Exercise => Will you give every entry again exactly as it stands?

Excerpt from a dataset:
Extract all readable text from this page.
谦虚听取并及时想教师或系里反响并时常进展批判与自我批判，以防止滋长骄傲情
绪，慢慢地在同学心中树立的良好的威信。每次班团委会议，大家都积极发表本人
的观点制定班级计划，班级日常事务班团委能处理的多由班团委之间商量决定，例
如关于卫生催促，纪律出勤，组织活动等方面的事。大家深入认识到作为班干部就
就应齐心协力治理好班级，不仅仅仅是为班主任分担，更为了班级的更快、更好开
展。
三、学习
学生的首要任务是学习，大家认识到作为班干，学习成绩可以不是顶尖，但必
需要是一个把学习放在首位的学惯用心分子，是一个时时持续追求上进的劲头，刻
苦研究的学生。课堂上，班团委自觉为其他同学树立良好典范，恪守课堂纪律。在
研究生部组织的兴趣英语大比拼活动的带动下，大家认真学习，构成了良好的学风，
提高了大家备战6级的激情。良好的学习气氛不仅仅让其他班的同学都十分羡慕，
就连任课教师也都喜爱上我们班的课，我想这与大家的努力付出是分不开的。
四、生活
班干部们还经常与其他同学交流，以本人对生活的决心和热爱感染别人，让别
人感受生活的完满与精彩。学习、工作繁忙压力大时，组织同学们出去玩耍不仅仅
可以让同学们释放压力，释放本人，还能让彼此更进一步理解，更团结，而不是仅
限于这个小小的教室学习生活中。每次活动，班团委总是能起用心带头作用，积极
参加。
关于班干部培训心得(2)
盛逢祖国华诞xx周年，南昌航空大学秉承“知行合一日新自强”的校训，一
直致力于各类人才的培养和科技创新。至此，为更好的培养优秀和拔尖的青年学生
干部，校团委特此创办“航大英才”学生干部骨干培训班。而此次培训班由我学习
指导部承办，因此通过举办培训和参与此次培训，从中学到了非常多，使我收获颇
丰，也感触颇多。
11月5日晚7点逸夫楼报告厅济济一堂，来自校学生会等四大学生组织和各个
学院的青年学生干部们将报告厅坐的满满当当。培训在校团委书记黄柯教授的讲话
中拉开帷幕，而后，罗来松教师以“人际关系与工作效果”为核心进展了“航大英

Expected output =>
Extract all readable text from this page.
谦虚听取并及时想教师或系里反响并时常进展批判与自我批判，以防止滋长骄傲情
绪，慢慢地在同学心中树立的良好的威信。每次班团委会议，大家都积极发表本人
的观点制定班级计划，班级日常事务班团委能处理的多由班团委之间商量决定，例
如关于卫生催促，纪律出勤，组织活动等方面的事。大家深入认识到作为班干部就
就应齐心协力治理好班级，不仅仅仅是为班主任分担，更为了班级的更快、更好开
展。
三、学习
学生的首要任务是学习，大家认识到作为班干，学习成绩可以不是顶尖，但必
需要是一个把学习放在首位的学惯用心分子，是一个时时持续追求上进的劲头，刻
苦研究的学生。课堂上，班团委自觉为其他同学树立良好典范，恪守课堂纪律。在
研究生部组织的兴趣英语大比拼活动的带动下，大家认真学习，构成了良好的学风，
提高了大家备战6级的激情。良好的学习气氛不仅仅让其他班的同学都十分羡慕，
就连任课教师也都喜爱上我们班的课，我想这与大家的努力付出是分不开的。
四、生活
班干部们还经常与其他同学交流，以本人对生活的决心和热爱感染别人，让别
人感受生活的完满与精彩。学习、工作繁忙压力大时，组织同学们出去玩耍不仅仅
可以让同学们释放压力，释放本人，还能让彼此更进一步理解，更团结，而不是仅
限于这个小小的教室学习生活中。每次活动，班团委总是能起用心带头作用，积极
参加。
关于班干部培训心得(2)
盛逢祖国华诞xx周年，南昌航空大学秉承“知行合一日新自强”的校训，一
直致力于各类人才的培养和科技创新。至此，为更好的培养优秀和拔尖的青年学生
干部，校团委特此创办“航大英才”学生干部骨干培训班。而此次培训班由我学习
指导部承办，因此通过举办培训和参与此次培训，从中学到了非常多，使我收获颇
丰，也感触颇多。
11月5日晚7点逸夫楼报告厅济济一堂，来自校学生会等四大学生组织和各个
学院的青年学生干部们将报告厅坐的满满当当。培训在校团委书记黄柯教授的讲话
中拉开帷幕，而后，罗来松教师以“人际关系与工作效果”为核心进展了“航大英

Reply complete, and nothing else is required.